[Extracts from a graphics dataset]
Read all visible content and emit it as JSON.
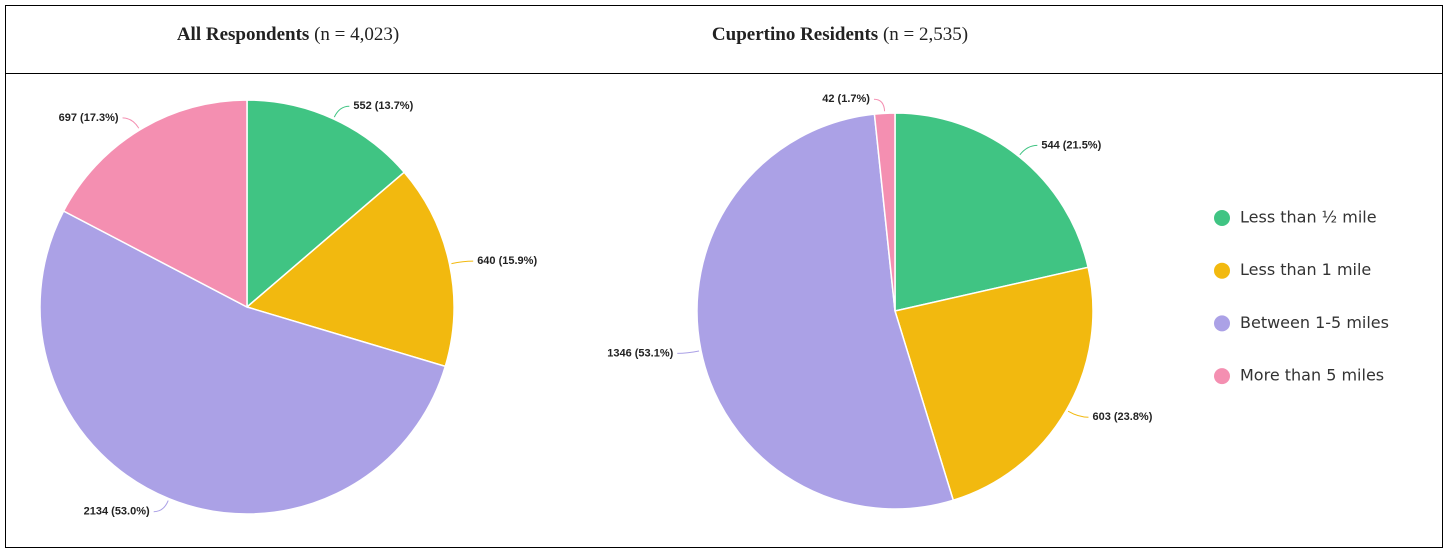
{
  "chart_data": [
    {
      "type": "pie",
      "title": "All Respondents",
      "subtitle": "(n = 4,023)",
      "categories": [
        "Less than ½ mile",
        "Less than 1 mile",
        "Between 1-5 miles",
        "More than 5 miles"
      ],
      "values": [
        552,
        640,
        2134,
        697
      ],
      "value_labels": [
        "552 (13.7%)",
        "640 (15.9%)",
        "2134 (53.0%)",
        "697 (17.3%)"
      ],
      "colors": [
        "#40c483",
        "#f2b90f",
        "#aba1e6",
        "#f48fb1"
      ]
    },
    {
      "type": "pie",
      "title": "Cupertino Residents",
      "subtitle": "(n = 2,535)",
      "categories": [
        "Less than ½ mile",
        "Less than 1 mile",
        "Between 1-5 miles",
        "More than 5 miles"
      ],
      "values": [
        544,
        603,
        1346,
        42
      ],
      "value_labels": [
        "544 (21.5%)",
        "603 (23.8%)",
        "1346 (53.1%)",
        "42 (1.7%)"
      ],
      "colors": [
        "#40c483",
        "#f2b90f",
        "#aba1e6",
        "#f48fb1"
      ],
      "legend": "right"
    }
  ]
}
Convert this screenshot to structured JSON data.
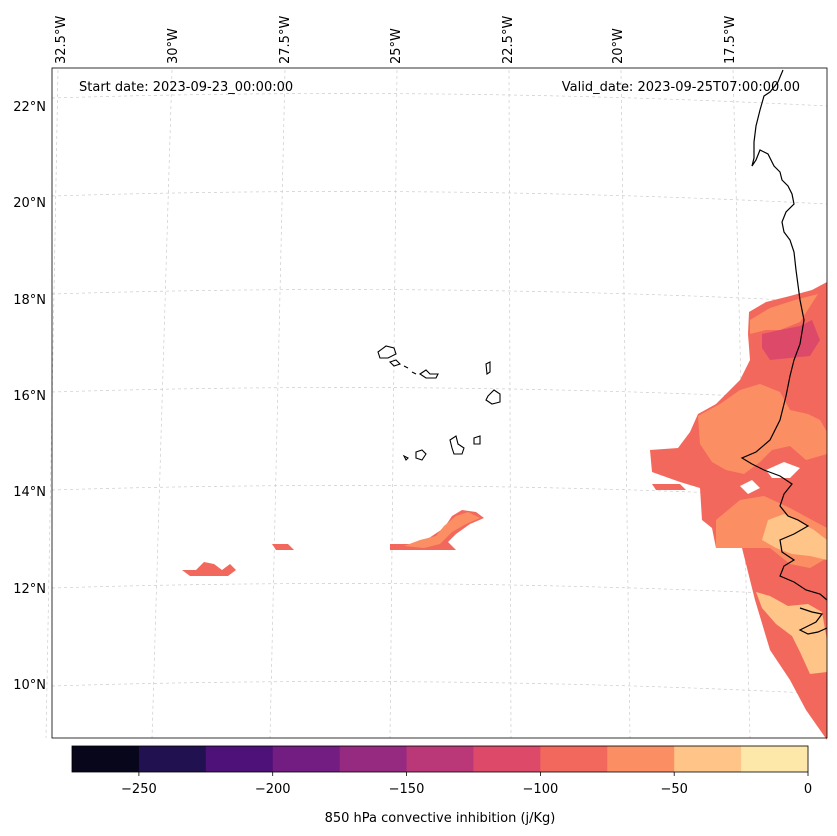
{
  "header": {
    "start_date": "Start date: 2023-09-23_00:00:00",
    "valid_date": "Valid_date: 2023-09-25T07:00:00.00"
  },
  "axes": {
    "lon_ticks": [
      "32.5°W",
      "30°W",
      "27.5°W",
      "25°W",
      "22.5°W",
      "20°W",
      "17.5°W"
    ],
    "lat_ticks": [
      "22°N",
      "20°N",
      "18°N",
      "16°N",
      "14°N",
      "12°N",
      "10°N"
    ]
  },
  "colorbar": {
    "label": "850 hPa convective inhibition (j/Kg)",
    "tick_labels": [
      "−250",
      "−200",
      "−150",
      "−100",
      "−50",
      "0"
    ],
    "colors": [
      "#07061a",
      "#221150",
      "#4e1079",
      "#731c81",
      "#952a80",
      "#bb3878",
      "#dd4a69",
      "#f3685c",
      "#fb8f63",
      "#fec488",
      "#fde7a9"
    ]
  },
  "colors": {
    "cin_-100_-75": "#f3685c",
    "cin_-75_-50": "#fb8f63",
    "cin_-50_-25": "#fec488",
    "cin_-125_-100": "#dd4a69",
    "gridline": "#cccccc",
    "coastline": "#000000"
  }
}
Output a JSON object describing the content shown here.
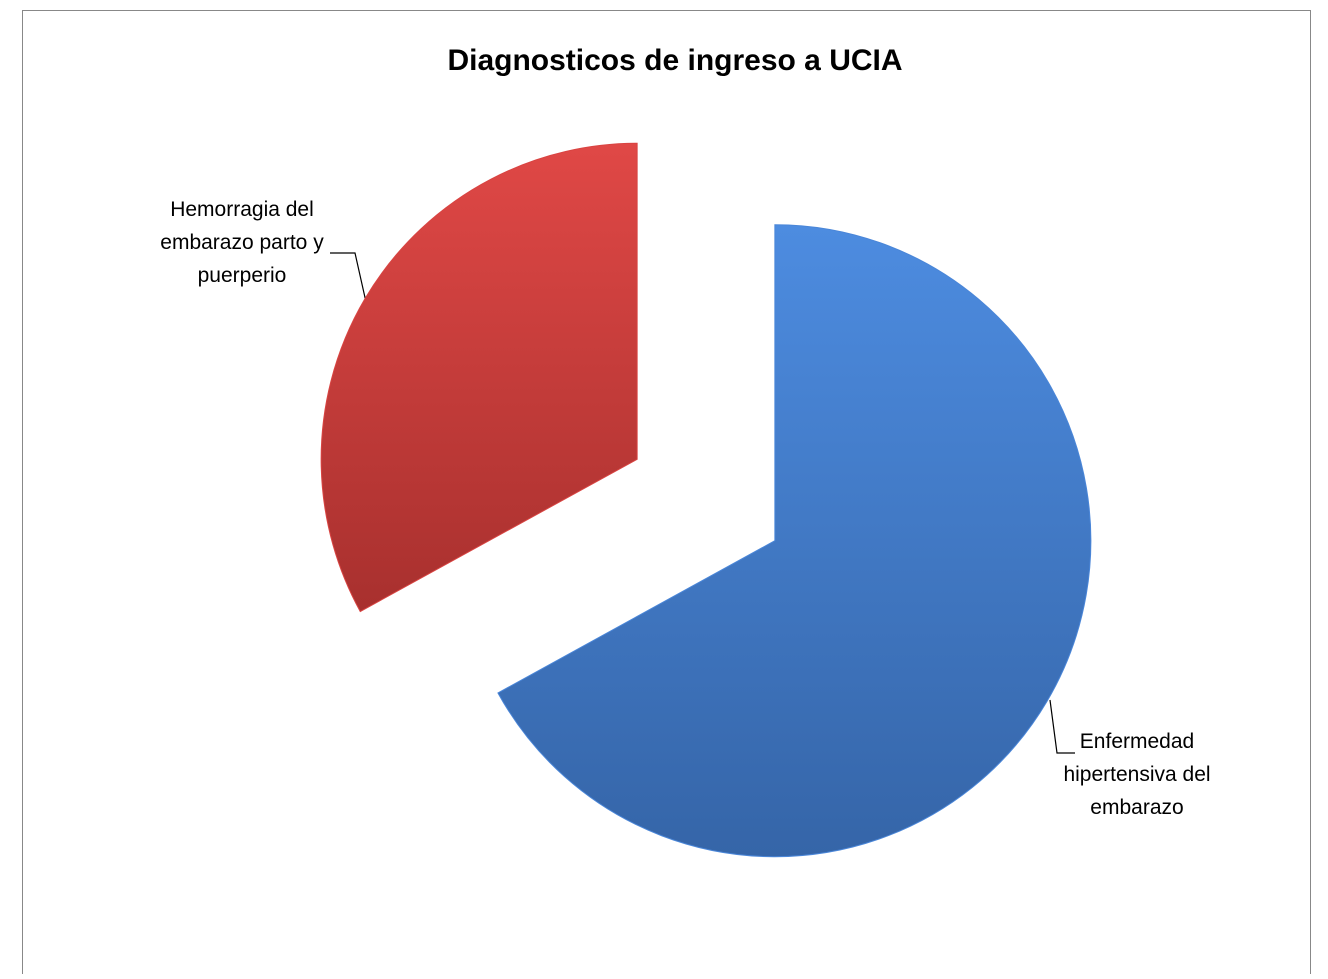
{
  "chart_data": {
    "type": "pie",
    "title": "Diagnosticos de ingreso a UCIA",
    "categories": [
      "Enfermedad hipertensiva del embarazo",
      "Hemorragia del embarazo parto y puerperio"
    ],
    "values": [
      67,
      33
    ],
    "colors": [
      "#4a86d8",
      "#d94442"
    ]
  }
}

§ Written exercise
Each line in the records above should be reproduced exactly; images are not copied.

§ Task output
Read all visible content and emit it as JSON.
{
  "chart_data": [
    {
      "type": "pie",
      "title": "All Respondents",
      "subtitle": "(n = 4,023)",
      "categories": [
        "Less than ½ mile",
        "Less than 1 mile",
        "Between 1-5 miles",
        "More than 5 miles"
      ],
      "values": [
        552,
        640,
        2134,
        697
      ],
      "value_labels": [
        "552 (13.7%)",
        "640 (15.9%)",
        "2134 (53.0%)",
        "697 (17.3%)"
      ],
      "colors": [
        "#40c483",
        "#f2b90f",
        "#aba1e6",
        "#f48fb1"
      ]
    },
    {
      "type": "pie",
      "title": "Cupertino Residents",
      "subtitle": "(n = 2,535)",
      "categories": [
        "Less than ½ mile",
        "Less than 1 mile",
        "Between 1-5 miles",
        "More than 5 miles"
      ],
      "values": [
        544,
        603,
        1346,
        42
      ],
      "value_labels": [
        "544 (21.5%)",
        "603 (23.8%)",
        "1346 (53.1%)",
        "42 (1.7%)"
      ],
      "colors": [
        "#40c483",
        "#f2b90f",
        "#aba1e6",
        "#f48fb1"
      ],
      "legend": "right"
    }
  ]
}
Convert this screenshot to structured JSON data.
{
  "header": {
    "start_date": "Start date: 2023-09-23_00:00:00",
    "valid_date": "Valid_date: 2023-09-25T07:00:00.00"
  },
  "axes": {
    "lon_ticks": [
      "32.5°W",
      "30°W",
      "27.5°W",
      "25°W",
      "22.5°W",
      "20°W",
      "17.5°W"
    ],
    "lat_ticks": [
      "22°N",
      "20°N",
      "18°N",
      "16°N",
      "14°N",
      "12°N",
      "10°N"
    ]
  },
  "colorbar": {
    "label": "850 hPa convective inhibition (j/Kg)",
    "tick_labels": [
      "−250",
      "−200",
      "−150",
      "−100",
      "−50",
      "0"
    ],
    "colors": [
      "#07061a",
      "#221150",
      "#4e1079",
      "#731c81",
      "#952a80",
      "#bb3878",
      "#dd4a69",
      "#f3685c",
      "#fb8f63",
      "#fec488",
      "#fde7a9"
    ]
  },
  "colors": {
    "cin_-100_-75": "#f3685c",
    "cin_-75_-50": "#fb8f63",
    "cin_-50_-25": "#fec488",
    "cin_-125_-100": "#dd4a69",
    "gridline": "#cccccc",
    "coastline": "#000000"
  }
}
Output a JSON object describing the content shown here.
{
  "chart_data": {
    "type": "pie",
    "title": "Diagnosticos de ingreso a UCIA",
    "categories": [
      "Enfermedad hipertensiva del embarazo",
      "Hemorragia del embarazo parto y puerperio"
    ],
    "values": [
      67,
      33
    ],
    "colors": [
      "#4a86d8",
      "#d94442"
    ]
  }
}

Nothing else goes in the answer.